_Problem details_. Pictures do not belong in your copy. Repeat all the other data exactly.

[Records for the exercise start]

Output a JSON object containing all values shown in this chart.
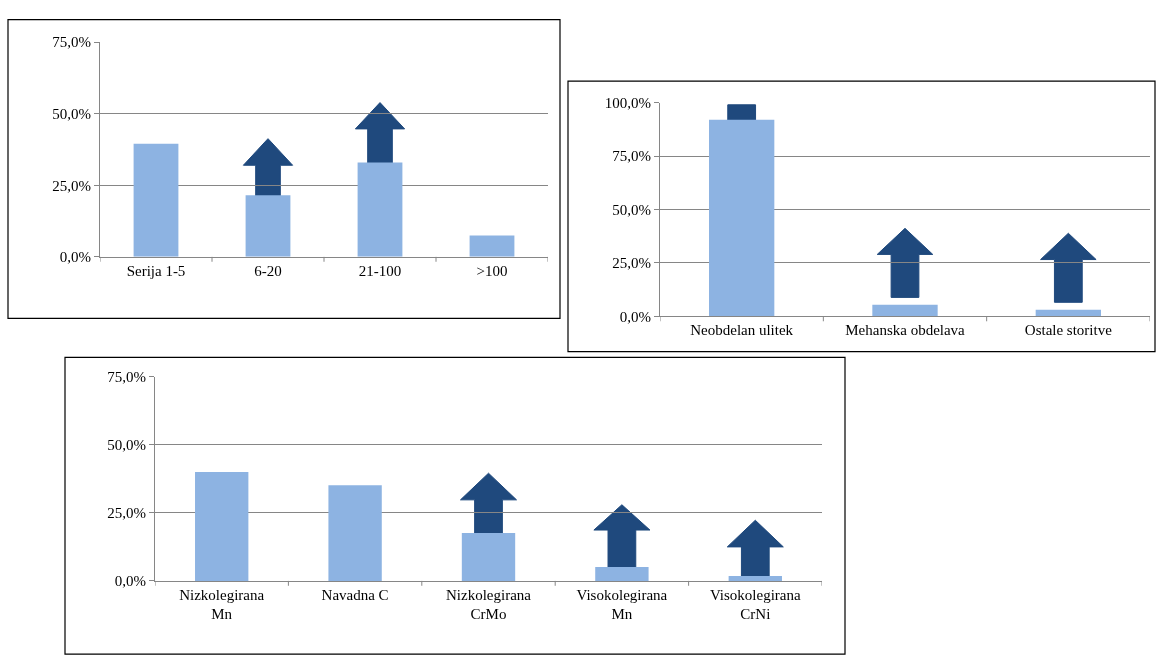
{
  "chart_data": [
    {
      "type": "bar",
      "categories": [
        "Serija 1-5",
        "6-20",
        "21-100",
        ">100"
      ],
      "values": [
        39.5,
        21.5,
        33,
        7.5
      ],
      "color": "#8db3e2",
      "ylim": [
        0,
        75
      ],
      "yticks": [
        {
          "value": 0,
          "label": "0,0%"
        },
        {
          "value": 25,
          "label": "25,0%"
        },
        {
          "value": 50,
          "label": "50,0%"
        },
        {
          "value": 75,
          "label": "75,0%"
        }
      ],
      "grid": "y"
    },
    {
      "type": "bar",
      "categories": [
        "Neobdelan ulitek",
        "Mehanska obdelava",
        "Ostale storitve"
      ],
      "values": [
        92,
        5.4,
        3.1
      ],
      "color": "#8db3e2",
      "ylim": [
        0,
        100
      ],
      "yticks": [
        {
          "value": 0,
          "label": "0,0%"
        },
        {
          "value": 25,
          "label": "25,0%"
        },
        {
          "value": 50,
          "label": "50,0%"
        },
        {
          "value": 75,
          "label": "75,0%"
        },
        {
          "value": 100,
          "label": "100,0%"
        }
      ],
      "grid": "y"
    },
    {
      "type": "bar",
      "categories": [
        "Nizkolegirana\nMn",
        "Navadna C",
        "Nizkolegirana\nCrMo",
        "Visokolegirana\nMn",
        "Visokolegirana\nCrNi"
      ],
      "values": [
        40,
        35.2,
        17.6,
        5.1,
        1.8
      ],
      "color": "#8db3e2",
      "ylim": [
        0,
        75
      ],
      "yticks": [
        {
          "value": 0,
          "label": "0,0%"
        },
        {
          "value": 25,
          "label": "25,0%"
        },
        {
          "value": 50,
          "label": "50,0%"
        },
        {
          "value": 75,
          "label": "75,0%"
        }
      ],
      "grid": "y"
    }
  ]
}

[Records for the exercise end]

_Answer for this exercise_.
Output a JSON object containing all values shown in this chart.
{
  "chart_data": [
    {
      "type": "bar",
      "categories": [
        "Serija 1-5",
        "6-20",
        "21-100",
        ">100"
      ],
      "values": [
        39.5,
        21.5,
        33,
        7.5
      ],
      "color": "#8db3e2",
      "ylim": [
        0,
        75
      ],
      "yticks": [
        {
          "value": 0,
          "label": "0,0%"
        },
        {
          "value": 25,
          "label": "25,0%"
        },
        {
          "value": 50,
          "label": "50,0%"
        },
        {
          "value": 75,
          "label": "75,0%"
        }
      ],
      "grid": "y"
    },
    {
      "type": "bar",
      "categories": [
        "Neobdelan ulitek",
        "Mehanska obdelava",
        "Ostale storitve"
      ],
      "values": [
        92,
        5.4,
        3.1
      ],
      "color": "#8db3e2",
      "ylim": [
        0,
        100
      ],
      "yticks": [
        {
          "value": 0,
          "label": "0,0%"
        },
        {
          "value": 25,
          "label": "25,0%"
        },
        {
          "value": 50,
          "label": "50,0%"
        },
        {
          "value": 75,
          "label": "75,0%"
        },
        {
          "value": 100,
          "label": "100,0%"
        }
      ],
      "grid": "y"
    },
    {
      "type": "bar",
      "categories": [
        "Nizkolegirana\nMn",
        "Navadna C",
        "Nizkolegirana\nCrMo",
        "Visokolegirana\nMn",
        "Visokolegirana\nCrNi"
      ],
      "values": [
        40,
        35.2,
        17.6,
        5.1,
        1.8
      ],
      "color": "#8db3e2",
      "ylim": [
        0,
        75
      ],
      "yticks": [
        {
          "value": 0,
          "label": "0,0%"
        },
        {
          "value": 25,
          "label": "25,0%"
        },
        {
          "value": 50,
          "label": "50,0%"
        },
        {
          "value": 75,
          "label": "75,0%"
        }
      ],
      "grid": "y"
    }
  ]
}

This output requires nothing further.